## Data listing
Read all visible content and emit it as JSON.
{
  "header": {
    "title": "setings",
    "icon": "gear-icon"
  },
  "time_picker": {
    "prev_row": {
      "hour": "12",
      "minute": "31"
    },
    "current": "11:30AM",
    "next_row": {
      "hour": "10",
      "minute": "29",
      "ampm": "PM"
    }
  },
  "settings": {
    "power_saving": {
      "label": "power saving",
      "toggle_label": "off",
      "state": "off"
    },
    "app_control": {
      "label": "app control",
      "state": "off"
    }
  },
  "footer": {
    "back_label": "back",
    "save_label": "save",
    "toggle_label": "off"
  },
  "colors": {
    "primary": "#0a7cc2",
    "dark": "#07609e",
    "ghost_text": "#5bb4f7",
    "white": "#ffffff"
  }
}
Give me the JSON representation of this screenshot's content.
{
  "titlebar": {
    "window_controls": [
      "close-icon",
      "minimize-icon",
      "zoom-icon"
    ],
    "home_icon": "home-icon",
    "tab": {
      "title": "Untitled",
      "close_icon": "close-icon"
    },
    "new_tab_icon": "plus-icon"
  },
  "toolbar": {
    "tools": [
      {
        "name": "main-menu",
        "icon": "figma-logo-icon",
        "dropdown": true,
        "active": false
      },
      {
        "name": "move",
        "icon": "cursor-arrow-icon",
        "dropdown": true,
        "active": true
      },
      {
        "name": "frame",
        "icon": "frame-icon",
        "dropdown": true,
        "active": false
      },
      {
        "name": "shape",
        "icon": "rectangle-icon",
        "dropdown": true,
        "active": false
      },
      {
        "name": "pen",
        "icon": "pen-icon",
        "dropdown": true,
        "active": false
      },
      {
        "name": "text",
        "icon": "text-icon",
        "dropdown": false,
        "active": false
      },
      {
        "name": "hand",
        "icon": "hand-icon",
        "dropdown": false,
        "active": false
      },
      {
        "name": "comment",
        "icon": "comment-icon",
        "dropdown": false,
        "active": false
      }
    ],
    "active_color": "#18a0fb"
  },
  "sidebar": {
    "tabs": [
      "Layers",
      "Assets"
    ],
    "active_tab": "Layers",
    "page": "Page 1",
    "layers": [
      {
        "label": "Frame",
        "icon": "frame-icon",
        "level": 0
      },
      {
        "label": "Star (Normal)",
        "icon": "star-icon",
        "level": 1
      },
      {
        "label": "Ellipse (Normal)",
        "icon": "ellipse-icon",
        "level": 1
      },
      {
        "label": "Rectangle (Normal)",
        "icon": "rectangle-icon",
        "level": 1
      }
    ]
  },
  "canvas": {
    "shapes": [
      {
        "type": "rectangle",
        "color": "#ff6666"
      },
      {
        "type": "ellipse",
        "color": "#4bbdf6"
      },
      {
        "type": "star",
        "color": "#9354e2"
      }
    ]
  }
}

## Exercise brief
Quote every line of the data, word for word.

## Task solution
Read all visible content and emit it as JSON.
{
  "header": {
    "title": "setings",
    "icon": "gear-icon"
  },
  "time_picker": {
    "prev_row": {
      "hour": "12",
      "minute": "31"
    },
    "current": "11:30AM",
    "next_row": {
      "hour": "10",
      "minute": "29",
      "ampm": "PM"
    }
  },
  "settings": {
    "power_saving": {
      "label": "power saving",
      "toggle_label": "off",
      "state": "off"
    },
    "app_control": {
      "label": "app control",
      "state": "off"
    }
  },
  "footer": {
    "back_label": "back",
    "save_label": "save",
    "toggle_label": "off"
  },
  "colors": {
    "primary": "#0a7cc2",
    "dark": "#07609e",
    "ghost_text": "#5bb4f7",
    "white": "#ffffff"
  }
}
Give me the JSON representation of this screenshot's content.
{
  "titlebar": {
    "window_controls": [
      "close-icon",
      "minimize-icon",
      "zoom-icon"
    ],
    "home_icon": "home-icon",
    "tab": {
      "title": "Untitled",
      "close_icon": "close-icon"
    },
    "new_tab_icon": "plus-icon"
  },
  "toolbar": {
    "tools": [
      {
        "name": "main-menu",
        "icon": "figma-logo-icon",
        "dropdown": true,
        "active": false
      },
      {
        "name": "move",
        "icon": "cursor-arrow-icon",
        "dropdown": true,
        "active": true
      },
      {
        "name": "frame",
        "icon": "frame-icon",
        "dropdown": true,
        "active": false
      },
      {
        "name": "shape",
        "icon": "rectangle-icon",
        "dropdown": true,
        "active": false
      },
      {
        "name": "pen",
        "icon": "pen-icon",
        "dropdown": true,
        "active": false
      },
      {
        "name": "text",
        "icon": "text-icon",
        "dropdown": false,
        "active": false
      },
      {
        "name": "hand",
        "icon": "hand-icon",
        "dropdown": false,
        "active": false
      },
      {
        "name": "comment",
        "icon": "comment-icon",
        "dropdown": false,
        "active": false
      }
    ],
    "active_color": "#18a0fb"
  },
  "sidebar": {
    "tabs": [
      "Layers",
      "Assets"
    ],
    "active_tab": "Layers",
    "page": "Page 1",
    "layers": [
      {
        "label": "Frame",
        "icon": "frame-icon",
        "level": 0
      },
      {
        "label": "Star (Normal)",
        "icon": "star-icon",
        "level": 1
      },
      {
        "label": "Ellipse (Normal)",
        "icon": "ellipse-icon",
        "level": 1
      },
      {
        "label": "Rectangle (Normal)",
        "icon": "rectangle-icon",
        "level": 1
      }
    ]
  },
  "canvas": {
    "shapes": [
      {
        "type": "rectangle",
        "color": "#ff6666"
      },
      {
        "type": "ellipse",
        "color": "#4bbdf6"
      },
      {
        "type": "star",
        "color": "#9354e2"
      }
    ]
  }
}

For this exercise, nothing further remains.